Goal of the exercise - Extract the text of each entry below exactly, leaving every image behind.

Stored data

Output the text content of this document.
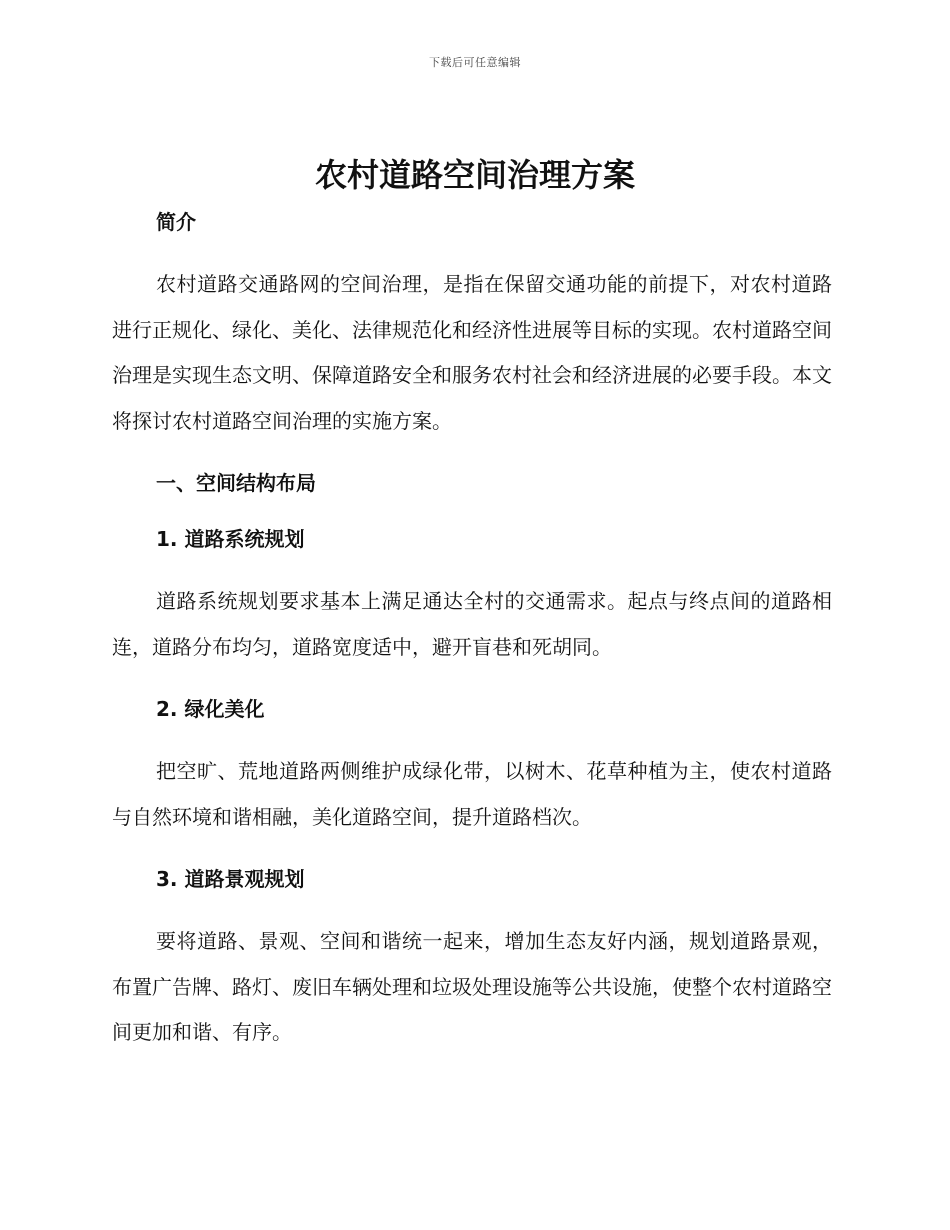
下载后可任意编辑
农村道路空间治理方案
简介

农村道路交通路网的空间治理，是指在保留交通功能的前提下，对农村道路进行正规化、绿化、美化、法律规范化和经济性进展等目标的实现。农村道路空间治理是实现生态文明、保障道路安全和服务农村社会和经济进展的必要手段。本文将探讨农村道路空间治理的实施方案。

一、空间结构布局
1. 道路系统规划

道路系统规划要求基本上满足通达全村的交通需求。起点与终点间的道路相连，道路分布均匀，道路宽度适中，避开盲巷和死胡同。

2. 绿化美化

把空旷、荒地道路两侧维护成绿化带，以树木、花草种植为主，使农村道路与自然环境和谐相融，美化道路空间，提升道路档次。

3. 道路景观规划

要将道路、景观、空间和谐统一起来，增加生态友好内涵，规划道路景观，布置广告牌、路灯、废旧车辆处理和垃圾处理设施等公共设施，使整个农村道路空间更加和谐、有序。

Result for this exercise -
Output the text content of this document.
下载后可任意编辑
农村道路空间治理方案
简介

农村道路交通路网的空间治理，是指在保留交通功能的前提下，对农村道路进行正规化、绿化、美化、法律规范化和经济性进展等目标的实现。农村道路空间治理是实现生态文明、保障道路安全和服务农村社会和经济进展的必要手段。本文将探讨农村道路空间治理的实施方案。

一、空间结构布局
1. 道路系统规划

道路系统规划要求基本上满足通达全村的交通需求。起点与终点间的道路相连，道路分布均匀，道路宽度适中，避开盲巷和死胡同。

2. 绿化美化

把空旷、荒地道路两侧维护成绿化带，以树木、花草种植为主，使农村道路与自然环境和谐相融，美化道路空间，提升道路档次。

3. 道路景观规划

要将道路、景观、空间和谐统一起来，增加生态友好内涵，规划道路景观，布置广告牌、路灯、废旧车辆处理和垃圾处理设施等公共设施，使整个农村道路空间更加和谐、有序。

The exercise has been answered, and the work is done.